## [SOURCE RECORDS]
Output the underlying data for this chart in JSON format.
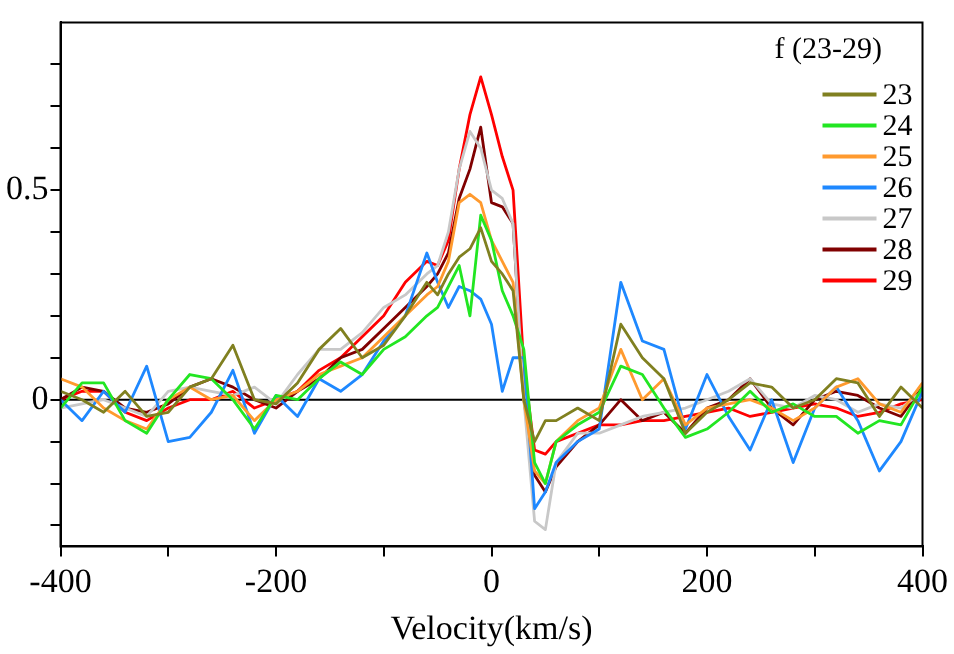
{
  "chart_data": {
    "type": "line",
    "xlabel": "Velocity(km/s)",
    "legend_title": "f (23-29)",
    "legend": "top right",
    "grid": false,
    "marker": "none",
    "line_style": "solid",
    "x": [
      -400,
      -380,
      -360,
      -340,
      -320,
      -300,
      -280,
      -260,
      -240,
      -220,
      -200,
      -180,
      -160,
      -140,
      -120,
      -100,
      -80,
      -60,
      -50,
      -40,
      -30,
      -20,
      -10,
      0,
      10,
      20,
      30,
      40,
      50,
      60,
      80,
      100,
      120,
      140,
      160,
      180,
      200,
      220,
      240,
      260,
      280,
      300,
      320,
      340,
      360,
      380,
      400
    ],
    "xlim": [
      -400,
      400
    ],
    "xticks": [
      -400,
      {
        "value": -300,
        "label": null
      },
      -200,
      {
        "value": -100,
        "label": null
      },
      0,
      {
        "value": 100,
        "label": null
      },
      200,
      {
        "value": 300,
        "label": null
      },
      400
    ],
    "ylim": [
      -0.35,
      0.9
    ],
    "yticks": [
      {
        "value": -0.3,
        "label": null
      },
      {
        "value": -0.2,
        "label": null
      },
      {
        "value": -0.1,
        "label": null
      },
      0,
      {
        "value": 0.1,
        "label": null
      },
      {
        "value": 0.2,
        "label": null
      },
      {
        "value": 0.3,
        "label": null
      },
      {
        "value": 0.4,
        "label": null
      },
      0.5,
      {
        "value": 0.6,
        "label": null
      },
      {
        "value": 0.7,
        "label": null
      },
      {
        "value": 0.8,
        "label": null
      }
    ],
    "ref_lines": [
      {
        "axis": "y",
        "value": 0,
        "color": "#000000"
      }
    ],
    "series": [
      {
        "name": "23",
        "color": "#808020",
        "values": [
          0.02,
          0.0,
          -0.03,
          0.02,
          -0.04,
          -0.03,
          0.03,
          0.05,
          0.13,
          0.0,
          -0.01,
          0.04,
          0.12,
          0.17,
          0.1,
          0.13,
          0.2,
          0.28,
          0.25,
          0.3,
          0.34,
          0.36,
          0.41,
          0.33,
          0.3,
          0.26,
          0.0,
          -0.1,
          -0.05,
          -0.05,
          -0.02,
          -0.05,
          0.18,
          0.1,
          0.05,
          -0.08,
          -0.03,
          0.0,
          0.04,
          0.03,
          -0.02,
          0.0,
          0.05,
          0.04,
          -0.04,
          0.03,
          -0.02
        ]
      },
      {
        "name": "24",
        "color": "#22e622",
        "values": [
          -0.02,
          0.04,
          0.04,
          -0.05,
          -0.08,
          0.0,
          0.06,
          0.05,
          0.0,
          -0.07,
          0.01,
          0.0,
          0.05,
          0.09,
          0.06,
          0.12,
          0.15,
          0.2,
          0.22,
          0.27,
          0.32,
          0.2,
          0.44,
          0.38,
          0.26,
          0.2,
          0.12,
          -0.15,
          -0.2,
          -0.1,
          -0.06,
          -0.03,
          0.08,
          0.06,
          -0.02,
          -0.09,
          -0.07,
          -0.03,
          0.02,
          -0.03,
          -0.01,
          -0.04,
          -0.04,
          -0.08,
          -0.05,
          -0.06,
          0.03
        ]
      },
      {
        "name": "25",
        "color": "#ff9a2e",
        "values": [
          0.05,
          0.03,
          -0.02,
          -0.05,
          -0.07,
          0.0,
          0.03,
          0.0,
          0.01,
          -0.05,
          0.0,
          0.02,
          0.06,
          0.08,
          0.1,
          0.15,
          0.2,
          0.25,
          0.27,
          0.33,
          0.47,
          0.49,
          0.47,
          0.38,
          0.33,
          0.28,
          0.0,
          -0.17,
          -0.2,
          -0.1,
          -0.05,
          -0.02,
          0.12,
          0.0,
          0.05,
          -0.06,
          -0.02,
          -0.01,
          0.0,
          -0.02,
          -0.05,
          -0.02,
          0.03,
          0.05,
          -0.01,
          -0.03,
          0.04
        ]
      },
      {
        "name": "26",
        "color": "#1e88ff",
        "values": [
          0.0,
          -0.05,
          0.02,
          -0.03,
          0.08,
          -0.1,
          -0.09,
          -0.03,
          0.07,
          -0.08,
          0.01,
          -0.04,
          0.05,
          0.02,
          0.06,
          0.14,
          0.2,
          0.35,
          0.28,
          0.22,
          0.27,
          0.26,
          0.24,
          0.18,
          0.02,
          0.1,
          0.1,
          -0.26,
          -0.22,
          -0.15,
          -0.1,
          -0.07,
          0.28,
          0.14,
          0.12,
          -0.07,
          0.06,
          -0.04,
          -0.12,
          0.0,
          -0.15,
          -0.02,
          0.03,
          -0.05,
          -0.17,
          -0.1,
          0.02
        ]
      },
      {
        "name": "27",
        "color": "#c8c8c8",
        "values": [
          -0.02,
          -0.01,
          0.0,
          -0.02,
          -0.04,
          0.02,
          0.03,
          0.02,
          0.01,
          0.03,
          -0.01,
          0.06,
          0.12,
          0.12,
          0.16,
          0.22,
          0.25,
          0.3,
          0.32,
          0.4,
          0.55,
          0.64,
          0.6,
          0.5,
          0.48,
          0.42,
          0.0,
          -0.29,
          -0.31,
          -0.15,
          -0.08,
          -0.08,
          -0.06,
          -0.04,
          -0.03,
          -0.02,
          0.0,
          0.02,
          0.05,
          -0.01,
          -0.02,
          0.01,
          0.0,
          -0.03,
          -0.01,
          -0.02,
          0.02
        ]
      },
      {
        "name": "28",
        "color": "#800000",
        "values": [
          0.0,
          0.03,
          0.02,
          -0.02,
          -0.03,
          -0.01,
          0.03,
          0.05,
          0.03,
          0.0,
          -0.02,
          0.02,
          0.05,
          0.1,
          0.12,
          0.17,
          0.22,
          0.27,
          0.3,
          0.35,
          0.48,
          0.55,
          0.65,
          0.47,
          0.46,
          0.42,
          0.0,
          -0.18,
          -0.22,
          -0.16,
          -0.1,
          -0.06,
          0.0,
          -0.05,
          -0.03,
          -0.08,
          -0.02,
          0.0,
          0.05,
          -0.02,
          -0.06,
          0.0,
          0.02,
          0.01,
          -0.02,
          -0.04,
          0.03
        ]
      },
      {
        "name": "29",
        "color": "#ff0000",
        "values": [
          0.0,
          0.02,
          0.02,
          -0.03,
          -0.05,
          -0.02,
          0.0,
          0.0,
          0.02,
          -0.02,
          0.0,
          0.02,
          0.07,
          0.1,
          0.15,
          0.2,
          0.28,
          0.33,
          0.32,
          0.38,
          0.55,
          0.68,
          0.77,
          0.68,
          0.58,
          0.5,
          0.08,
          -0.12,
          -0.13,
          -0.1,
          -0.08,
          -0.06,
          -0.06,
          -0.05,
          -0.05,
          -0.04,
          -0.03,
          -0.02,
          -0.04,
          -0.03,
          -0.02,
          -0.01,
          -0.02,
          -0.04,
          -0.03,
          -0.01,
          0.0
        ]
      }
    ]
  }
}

## [AIM OF THE TASK]
Restate the whole listing above exactly, except for its images.

## [ANSWER FOR THIS EXERCISE]
Output the underlying data for this chart in JSON format.
{
  "chart_data": {
    "type": "line",
    "xlabel": "Velocity(km/s)",
    "legend_title": "f (23-29)",
    "legend": "top right",
    "grid": false,
    "marker": "none",
    "line_style": "solid",
    "x": [
      -400,
      -380,
      -360,
      -340,
      -320,
      -300,
      -280,
      -260,
      -240,
      -220,
      -200,
      -180,
      -160,
      -140,
      -120,
      -100,
      -80,
      -60,
      -50,
      -40,
      -30,
      -20,
      -10,
      0,
      10,
      20,
      30,
      40,
      50,
      60,
      80,
      100,
      120,
      140,
      160,
      180,
      200,
      220,
      240,
      260,
      280,
      300,
      320,
      340,
      360,
      380,
      400
    ],
    "xlim": [
      -400,
      400
    ],
    "xticks": [
      -400,
      {
        "value": -300,
        "label": null
      },
      -200,
      {
        "value": -100,
        "label": null
      },
      0,
      {
        "value": 100,
        "label": null
      },
      200,
      {
        "value": 300,
        "label": null
      },
      400
    ],
    "ylim": [
      -0.35,
      0.9
    ],
    "yticks": [
      {
        "value": -0.3,
        "label": null
      },
      {
        "value": -0.2,
        "label": null
      },
      {
        "value": -0.1,
        "label": null
      },
      0,
      {
        "value": 0.1,
        "label": null
      },
      {
        "value": 0.2,
        "label": null
      },
      {
        "value": 0.3,
        "label": null
      },
      {
        "value": 0.4,
        "label": null
      },
      0.5,
      {
        "value": 0.6,
        "label": null
      },
      {
        "value": 0.7,
        "label": null
      },
      {
        "value": 0.8,
        "label": null
      }
    ],
    "ref_lines": [
      {
        "axis": "y",
        "value": 0,
        "color": "#000000"
      }
    ],
    "series": [
      {
        "name": "23",
        "color": "#808020",
        "values": [
          0.02,
          0.0,
          -0.03,
          0.02,
          -0.04,
          -0.03,
          0.03,
          0.05,
          0.13,
          0.0,
          -0.01,
          0.04,
          0.12,
          0.17,
          0.1,
          0.13,
          0.2,
          0.28,
          0.25,
          0.3,
          0.34,
          0.36,
          0.41,
          0.33,
          0.3,
          0.26,
          0.0,
          -0.1,
          -0.05,
          -0.05,
          -0.02,
          -0.05,
          0.18,
          0.1,
          0.05,
          -0.08,
          -0.03,
          0.0,
          0.04,
          0.03,
          -0.02,
          0.0,
          0.05,
          0.04,
          -0.04,
          0.03,
          -0.02
        ]
      },
      {
        "name": "24",
        "color": "#22e622",
        "values": [
          -0.02,
          0.04,
          0.04,
          -0.05,
          -0.08,
          0.0,
          0.06,
          0.05,
          0.0,
          -0.07,
          0.01,
          0.0,
          0.05,
          0.09,
          0.06,
          0.12,
          0.15,
          0.2,
          0.22,
          0.27,
          0.32,
          0.2,
          0.44,
          0.38,
          0.26,
          0.2,
          0.12,
          -0.15,
          -0.2,
          -0.1,
          -0.06,
          -0.03,
          0.08,
          0.06,
          -0.02,
          -0.09,
          -0.07,
          -0.03,
          0.02,
          -0.03,
          -0.01,
          -0.04,
          -0.04,
          -0.08,
          -0.05,
          -0.06,
          0.03
        ]
      },
      {
        "name": "25",
        "color": "#ff9a2e",
        "values": [
          0.05,
          0.03,
          -0.02,
          -0.05,
          -0.07,
          0.0,
          0.03,
          0.0,
          0.01,
          -0.05,
          0.0,
          0.02,
          0.06,
          0.08,
          0.1,
          0.15,
          0.2,
          0.25,
          0.27,
          0.33,
          0.47,
          0.49,
          0.47,
          0.38,
          0.33,
          0.28,
          0.0,
          -0.17,
          -0.2,
          -0.1,
          -0.05,
          -0.02,
          0.12,
          0.0,
          0.05,
          -0.06,
          -0.02,
          -0.01,
          0.0,
          -0.02,
          -0.05,
          -0.02,
          0.03,
          0.05,
          -0.01,
          -0.03,
          0.04
        ]
      },
      {
        "name": "26",
        "color": "#1e88ff",
        "values": [
          0.0,
          -0.05,
          0.02,
          -0.03,
          0.08,
          -0.1,
          -0.09,
          -0.03,
          0.07,
          -0.08,
          0.01,
          -0.04,
          0.05,
          0.02,
          0.06,
          0.14,
          0.2,
          0.35,
          0.28,
          0.22,
          0.27,
          0.26,
          0.24,
          0.18,
          0.02,
          0.1,
          0.1,
          -0.26,
          -0.22,
          -0.15,
          -0.1,
          -0.07,
          0.28,
          0.14,
          0.12,
          -0.07,
          0.06,
          -0.04,
          -0.12,
          0.0,
          -0.15,
          -0.02,
          0.03,
          -0.05,
          -0.17,
          -0.1,
          0.02
        ]
      },
      {
        "name": "27",
        "color": "#c8c8c8",
        "values": [
          -0.02,
          -0.01,
          0.0,
          -0.02,
          -0.04,
          0.02,
          0.03,
          0.02,
          0.01,
          0.03,
          -0.01,
          0.06,
          0.12,
          0.12,
          0.16,
          0.22,
          0.25,
          0.3,
          0.32,
          0.4,
          0.55,
          0.64,
          0.6,
          0.5,
          0.48,
          0.42,
          0.0,
          -0.29,
          -0.31,
          -0.15,
          -0.08,
          -0.08,
          -0.06,
          -0.04,
          -0.03,
          -0.02,
          0.0,
          0.02,
          0.05,
          -0.01,
          -0.02,
          0.01,
          0.0,
          -0.03,
          -0.01,
          -0.02,
          0.02
        ]
      },
      {
        "name": "28",
        "color": "#800000",
        "values": [
          0.0,
          0.03,
          0.02,
          -0.02,
          -0.03,
          -0.01,
          0.03,
          0.05,
          0.03,
          0.0,
          -0.02,
          0.02,
          0.05,
          0.1,
          0.12,
          0.17,
          0.22,
          0.27,
          0.3,
          0.35,
          0.48,
          0.55,
          0.65,
          0.47,
          0.46,
          0.42,
          0.0,
          -0.18,
          -0.22,
          -0.16,
          -0.1,
          -0.06,
          0.0,
          -0.05,
          -0.03,
          -0.08,
          -0.02,
          0.0,
          0.05,
          -0.02,
          -0.06,
          0.0,
          0.02,
          0.01,
          -0.02,
          -0.04,
          0.03
        ]
      },
      {
        "name": "29",
        "color": "#ff0000",
        "values": [
          0.0,
          0.02,
          0.02,
          -0.03,
          -0.05,
          -0.02,
          0.0,
          0.0,
          0.02,
          -0.02,
          0.0,
          0.02,
          0.07,
          0.1,
          0.15,
          0.2,
          0.28,
          0.33,
          0.32,
          0.38,
          0.55,
          0.68,
          0.77,
          0.68,
          0.58,
          0.5,
          0.08,
          -0.12,
          -0.13,
          -0.1,
          -0.08,
          -0.06,
          -0.06,
          -0.05,
          -0.05,
          -0.04,
          -0.03,
          -0.02,
          -0.04,
          -0.03,
          -0.02,
          -0.01,
          -0.02,
          -0.04,
          -0.03,
          -0.01,
          0.0
        ]
      }
    ]
  }
}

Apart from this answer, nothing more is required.